| Written instruction |
A single number is the answer here: how many lines of the entries contain "JSON"?

| Supplied material |
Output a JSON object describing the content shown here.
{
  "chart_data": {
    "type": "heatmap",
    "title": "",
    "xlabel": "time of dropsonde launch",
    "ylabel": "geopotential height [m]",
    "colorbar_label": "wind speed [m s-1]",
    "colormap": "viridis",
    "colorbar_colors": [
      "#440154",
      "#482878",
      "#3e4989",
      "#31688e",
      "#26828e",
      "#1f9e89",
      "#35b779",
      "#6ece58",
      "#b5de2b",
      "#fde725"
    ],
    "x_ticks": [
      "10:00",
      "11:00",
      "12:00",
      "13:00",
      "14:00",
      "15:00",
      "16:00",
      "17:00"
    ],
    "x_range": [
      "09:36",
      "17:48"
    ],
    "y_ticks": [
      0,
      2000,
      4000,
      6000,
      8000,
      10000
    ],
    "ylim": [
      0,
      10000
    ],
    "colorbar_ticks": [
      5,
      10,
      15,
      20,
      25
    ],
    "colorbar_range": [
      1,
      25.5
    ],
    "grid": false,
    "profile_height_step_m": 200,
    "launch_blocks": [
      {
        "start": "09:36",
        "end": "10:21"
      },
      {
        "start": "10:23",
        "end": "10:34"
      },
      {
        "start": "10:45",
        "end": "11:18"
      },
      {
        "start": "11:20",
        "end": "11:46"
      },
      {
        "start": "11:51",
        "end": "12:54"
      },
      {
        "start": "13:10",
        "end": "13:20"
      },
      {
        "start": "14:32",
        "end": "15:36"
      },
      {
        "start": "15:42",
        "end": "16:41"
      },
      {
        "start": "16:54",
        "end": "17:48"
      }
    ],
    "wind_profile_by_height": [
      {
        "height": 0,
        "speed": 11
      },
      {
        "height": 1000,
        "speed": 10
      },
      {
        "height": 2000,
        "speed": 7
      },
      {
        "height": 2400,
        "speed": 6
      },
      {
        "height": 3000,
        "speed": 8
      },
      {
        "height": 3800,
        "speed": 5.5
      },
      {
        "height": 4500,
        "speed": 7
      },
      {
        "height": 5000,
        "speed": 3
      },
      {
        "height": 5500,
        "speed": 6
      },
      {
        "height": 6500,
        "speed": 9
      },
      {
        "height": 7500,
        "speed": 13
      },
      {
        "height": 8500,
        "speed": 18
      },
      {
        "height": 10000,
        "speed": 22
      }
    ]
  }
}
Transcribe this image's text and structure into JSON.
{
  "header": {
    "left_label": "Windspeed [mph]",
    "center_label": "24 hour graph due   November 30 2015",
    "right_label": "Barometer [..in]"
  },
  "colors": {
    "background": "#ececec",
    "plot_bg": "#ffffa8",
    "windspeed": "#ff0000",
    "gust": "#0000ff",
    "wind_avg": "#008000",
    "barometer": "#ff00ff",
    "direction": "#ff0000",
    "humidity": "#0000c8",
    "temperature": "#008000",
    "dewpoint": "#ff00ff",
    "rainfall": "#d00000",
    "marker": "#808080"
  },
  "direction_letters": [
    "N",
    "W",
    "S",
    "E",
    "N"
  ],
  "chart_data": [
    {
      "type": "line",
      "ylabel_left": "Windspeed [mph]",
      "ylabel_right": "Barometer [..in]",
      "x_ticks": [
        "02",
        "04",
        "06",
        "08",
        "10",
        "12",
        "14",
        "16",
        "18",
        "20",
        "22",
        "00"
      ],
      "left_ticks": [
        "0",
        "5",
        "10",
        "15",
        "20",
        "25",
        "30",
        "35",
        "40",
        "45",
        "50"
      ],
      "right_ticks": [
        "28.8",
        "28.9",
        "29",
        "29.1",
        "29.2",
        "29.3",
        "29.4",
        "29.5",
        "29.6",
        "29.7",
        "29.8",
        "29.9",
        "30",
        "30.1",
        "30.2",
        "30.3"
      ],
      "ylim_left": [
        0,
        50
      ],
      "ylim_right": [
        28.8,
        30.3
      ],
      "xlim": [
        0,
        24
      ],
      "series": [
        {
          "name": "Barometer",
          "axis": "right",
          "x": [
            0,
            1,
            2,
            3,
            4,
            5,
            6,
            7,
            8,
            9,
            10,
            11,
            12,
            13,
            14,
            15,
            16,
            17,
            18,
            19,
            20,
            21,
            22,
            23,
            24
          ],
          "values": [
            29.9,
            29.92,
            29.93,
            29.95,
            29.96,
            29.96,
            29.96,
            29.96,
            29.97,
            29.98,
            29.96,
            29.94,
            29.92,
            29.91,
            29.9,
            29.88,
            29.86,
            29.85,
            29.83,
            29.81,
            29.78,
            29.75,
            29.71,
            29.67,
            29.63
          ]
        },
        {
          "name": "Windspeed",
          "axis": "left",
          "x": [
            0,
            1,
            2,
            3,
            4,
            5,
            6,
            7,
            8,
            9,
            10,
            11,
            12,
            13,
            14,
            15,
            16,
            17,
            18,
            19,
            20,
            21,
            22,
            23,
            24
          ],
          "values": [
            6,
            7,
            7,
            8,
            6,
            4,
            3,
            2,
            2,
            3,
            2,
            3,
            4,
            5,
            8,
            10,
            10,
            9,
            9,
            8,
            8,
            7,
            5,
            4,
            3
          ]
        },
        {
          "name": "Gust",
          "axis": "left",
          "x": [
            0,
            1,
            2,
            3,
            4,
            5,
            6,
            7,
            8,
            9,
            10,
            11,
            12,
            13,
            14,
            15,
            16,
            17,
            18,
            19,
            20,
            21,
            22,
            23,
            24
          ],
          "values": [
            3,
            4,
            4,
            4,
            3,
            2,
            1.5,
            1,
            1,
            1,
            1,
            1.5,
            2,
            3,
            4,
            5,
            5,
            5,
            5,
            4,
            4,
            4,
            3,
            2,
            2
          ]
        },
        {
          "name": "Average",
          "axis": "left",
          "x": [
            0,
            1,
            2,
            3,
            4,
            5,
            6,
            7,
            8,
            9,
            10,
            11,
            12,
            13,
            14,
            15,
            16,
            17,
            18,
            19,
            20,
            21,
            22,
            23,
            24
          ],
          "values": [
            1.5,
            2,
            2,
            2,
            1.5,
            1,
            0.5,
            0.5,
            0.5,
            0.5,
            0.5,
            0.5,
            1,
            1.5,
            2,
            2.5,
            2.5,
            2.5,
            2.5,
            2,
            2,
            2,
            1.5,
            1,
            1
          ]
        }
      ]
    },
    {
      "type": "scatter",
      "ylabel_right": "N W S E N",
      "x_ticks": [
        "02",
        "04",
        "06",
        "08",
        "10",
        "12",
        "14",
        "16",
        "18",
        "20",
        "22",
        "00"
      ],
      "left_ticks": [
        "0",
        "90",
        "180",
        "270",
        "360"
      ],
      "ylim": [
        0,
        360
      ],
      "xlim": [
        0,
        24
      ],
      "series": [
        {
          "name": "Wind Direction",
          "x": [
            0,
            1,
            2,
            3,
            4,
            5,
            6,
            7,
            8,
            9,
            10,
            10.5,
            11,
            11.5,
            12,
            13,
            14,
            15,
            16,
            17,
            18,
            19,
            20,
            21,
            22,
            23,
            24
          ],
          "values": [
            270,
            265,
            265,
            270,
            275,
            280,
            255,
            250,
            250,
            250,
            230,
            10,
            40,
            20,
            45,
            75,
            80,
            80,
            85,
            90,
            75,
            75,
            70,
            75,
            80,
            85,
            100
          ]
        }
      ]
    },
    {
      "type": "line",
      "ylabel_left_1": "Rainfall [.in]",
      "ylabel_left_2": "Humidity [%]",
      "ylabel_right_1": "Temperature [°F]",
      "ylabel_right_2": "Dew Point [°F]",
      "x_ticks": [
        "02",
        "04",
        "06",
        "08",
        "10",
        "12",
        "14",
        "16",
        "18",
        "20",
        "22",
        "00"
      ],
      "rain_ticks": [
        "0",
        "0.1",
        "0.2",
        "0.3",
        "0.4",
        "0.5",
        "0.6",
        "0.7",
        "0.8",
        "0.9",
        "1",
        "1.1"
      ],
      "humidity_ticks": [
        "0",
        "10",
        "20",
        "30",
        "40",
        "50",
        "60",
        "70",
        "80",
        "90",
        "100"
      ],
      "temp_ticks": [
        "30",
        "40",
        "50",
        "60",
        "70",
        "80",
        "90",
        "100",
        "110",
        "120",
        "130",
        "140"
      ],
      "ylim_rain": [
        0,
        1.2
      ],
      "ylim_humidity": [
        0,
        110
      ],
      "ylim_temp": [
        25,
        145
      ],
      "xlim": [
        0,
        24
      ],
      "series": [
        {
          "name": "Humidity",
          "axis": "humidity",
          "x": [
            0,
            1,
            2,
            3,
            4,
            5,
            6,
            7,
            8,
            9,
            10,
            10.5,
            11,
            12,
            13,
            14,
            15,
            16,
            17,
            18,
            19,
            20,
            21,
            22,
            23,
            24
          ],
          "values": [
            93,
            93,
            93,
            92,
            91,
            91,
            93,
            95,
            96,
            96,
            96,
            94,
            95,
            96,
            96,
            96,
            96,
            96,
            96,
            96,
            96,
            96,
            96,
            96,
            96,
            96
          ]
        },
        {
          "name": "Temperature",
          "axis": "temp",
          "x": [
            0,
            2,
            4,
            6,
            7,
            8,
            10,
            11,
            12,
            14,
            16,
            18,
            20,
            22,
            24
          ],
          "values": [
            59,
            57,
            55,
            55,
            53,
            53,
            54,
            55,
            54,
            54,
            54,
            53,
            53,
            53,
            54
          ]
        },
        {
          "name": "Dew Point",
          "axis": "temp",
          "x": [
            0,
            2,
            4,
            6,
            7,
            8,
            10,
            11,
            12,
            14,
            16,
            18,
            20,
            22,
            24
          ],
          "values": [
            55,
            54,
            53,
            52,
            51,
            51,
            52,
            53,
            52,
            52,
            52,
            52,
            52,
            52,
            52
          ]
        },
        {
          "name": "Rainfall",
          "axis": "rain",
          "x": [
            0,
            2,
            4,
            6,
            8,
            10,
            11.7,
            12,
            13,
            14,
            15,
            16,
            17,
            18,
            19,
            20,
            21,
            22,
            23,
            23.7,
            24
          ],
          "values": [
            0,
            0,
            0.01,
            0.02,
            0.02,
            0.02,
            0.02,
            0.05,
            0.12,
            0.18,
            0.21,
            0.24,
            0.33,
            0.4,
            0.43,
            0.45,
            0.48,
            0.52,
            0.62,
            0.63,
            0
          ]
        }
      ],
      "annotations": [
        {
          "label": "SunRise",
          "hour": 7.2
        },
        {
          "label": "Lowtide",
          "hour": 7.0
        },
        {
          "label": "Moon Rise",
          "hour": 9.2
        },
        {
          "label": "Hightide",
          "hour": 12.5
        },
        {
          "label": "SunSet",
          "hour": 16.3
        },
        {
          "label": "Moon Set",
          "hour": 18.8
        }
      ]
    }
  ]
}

| Result for this task |
2